[Exercise brief] Reproduce the records below exactly as given.

[Figure dataset records]
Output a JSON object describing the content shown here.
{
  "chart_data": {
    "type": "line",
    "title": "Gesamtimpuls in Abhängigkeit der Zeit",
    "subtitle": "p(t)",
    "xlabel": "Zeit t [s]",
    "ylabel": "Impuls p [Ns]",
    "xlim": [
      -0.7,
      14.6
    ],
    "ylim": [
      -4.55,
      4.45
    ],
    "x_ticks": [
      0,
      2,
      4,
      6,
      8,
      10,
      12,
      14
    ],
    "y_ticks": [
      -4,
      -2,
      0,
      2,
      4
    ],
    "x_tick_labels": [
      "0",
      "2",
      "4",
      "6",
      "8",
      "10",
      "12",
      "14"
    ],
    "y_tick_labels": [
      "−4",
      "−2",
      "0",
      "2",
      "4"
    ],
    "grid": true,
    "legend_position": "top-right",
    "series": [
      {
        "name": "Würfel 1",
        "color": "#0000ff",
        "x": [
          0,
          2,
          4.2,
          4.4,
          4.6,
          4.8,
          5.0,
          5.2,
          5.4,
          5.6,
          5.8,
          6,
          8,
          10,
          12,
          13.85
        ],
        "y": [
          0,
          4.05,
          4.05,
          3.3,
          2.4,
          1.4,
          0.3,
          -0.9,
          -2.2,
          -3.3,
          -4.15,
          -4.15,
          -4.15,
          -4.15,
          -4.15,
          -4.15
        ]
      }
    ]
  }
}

[Finished answer]
Output a JSON object describing the content shown here.
{
  "chart_data": {
    "type": "line",
    "title": "Gesamtimpuls in Abhängigkeit der Zeit",
    "subtitle": "p(t)",
    "xlabel": "Zeit t [s]",
    "ylabel": "Impuls p [Ns]",
    "xlim": [
      -0.7,
      14.6
    ],
    "ylim": [
      -4.55,
      4.45
    ],
    "x_ticks": [
      0,
      2,
      4,
      6,
      8,
      10,
      12,
      14
    ],
    "y_ticks": [
      -4,
      -2,
      0,
      2,
      4
    ],
    "x_tick_labels": [
      "0",
      "2",
      "4",
      "6",
      "8",
      "10",
      "12",
      "14"
    ],
    "y_tick_labels": [
      "−4",
      "−2",
      "0",
      "2",
      "4"
    ],
    "grid": true,
    "legend_position": "top-right",
    "series": [
      {
        "name": "Würfel 1",
        "color": "#0000ff",
        "x": [
          0,
          2,
          4.2,
          4.4,
          4.6,
          4.8,
          5.0,
          5.2,
          5.4,
          5.6,
          5.8,
          6,
          8,
          10,
          12,
          13.85
        ],
        "y": [
          0,
          4.05,
          4.05,
          3.3,
          2.4,
          1.4,
          0.3,
          -0.9,
          -2.2,
          -3.3,
          -4.15,
          -4.15,
          -4.15,
          -4.15,
          -4.15,
          -4.15
        ]
      }
    ]
  }
}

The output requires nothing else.